**Records provided**.
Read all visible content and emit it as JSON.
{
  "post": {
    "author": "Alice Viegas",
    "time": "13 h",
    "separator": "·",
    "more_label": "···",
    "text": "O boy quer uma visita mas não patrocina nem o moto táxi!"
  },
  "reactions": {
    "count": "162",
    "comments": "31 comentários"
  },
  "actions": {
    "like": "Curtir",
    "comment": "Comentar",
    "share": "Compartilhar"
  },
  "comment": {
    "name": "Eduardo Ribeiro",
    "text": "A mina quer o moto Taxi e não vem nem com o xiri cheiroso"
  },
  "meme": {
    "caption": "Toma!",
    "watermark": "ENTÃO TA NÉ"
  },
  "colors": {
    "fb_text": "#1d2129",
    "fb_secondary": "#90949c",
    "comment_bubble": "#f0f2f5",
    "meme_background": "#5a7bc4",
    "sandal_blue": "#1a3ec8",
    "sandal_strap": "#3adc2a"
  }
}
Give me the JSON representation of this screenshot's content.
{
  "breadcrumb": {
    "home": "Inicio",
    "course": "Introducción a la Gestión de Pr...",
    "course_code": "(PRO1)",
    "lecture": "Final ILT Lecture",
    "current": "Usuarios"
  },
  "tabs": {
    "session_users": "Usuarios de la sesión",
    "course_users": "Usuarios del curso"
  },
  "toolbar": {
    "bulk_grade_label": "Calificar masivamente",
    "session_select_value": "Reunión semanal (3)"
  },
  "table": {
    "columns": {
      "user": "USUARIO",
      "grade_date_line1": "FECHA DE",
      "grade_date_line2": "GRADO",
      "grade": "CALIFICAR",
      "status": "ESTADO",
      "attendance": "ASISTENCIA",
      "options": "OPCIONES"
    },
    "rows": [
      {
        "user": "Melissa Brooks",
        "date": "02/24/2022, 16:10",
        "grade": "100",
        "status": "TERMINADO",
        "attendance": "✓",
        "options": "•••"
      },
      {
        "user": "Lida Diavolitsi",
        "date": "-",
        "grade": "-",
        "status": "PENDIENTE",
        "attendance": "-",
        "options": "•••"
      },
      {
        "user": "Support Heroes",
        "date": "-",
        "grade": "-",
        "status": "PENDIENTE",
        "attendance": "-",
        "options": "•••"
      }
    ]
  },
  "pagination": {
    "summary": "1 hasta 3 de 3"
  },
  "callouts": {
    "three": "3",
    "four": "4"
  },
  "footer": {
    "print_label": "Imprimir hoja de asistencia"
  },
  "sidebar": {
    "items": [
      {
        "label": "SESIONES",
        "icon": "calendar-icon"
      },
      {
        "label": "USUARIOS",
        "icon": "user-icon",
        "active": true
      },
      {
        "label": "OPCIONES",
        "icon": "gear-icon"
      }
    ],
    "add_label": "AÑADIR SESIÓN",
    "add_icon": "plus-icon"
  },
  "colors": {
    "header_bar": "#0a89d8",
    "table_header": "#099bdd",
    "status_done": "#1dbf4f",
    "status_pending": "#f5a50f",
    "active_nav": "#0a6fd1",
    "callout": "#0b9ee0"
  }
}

**What the exercise asks**. For each line of the listing that holds the word "JSON", show that line.

**Task result**.
Read all visible content and emit it as JSON.
Give me the JSON representation of this screenshot's content.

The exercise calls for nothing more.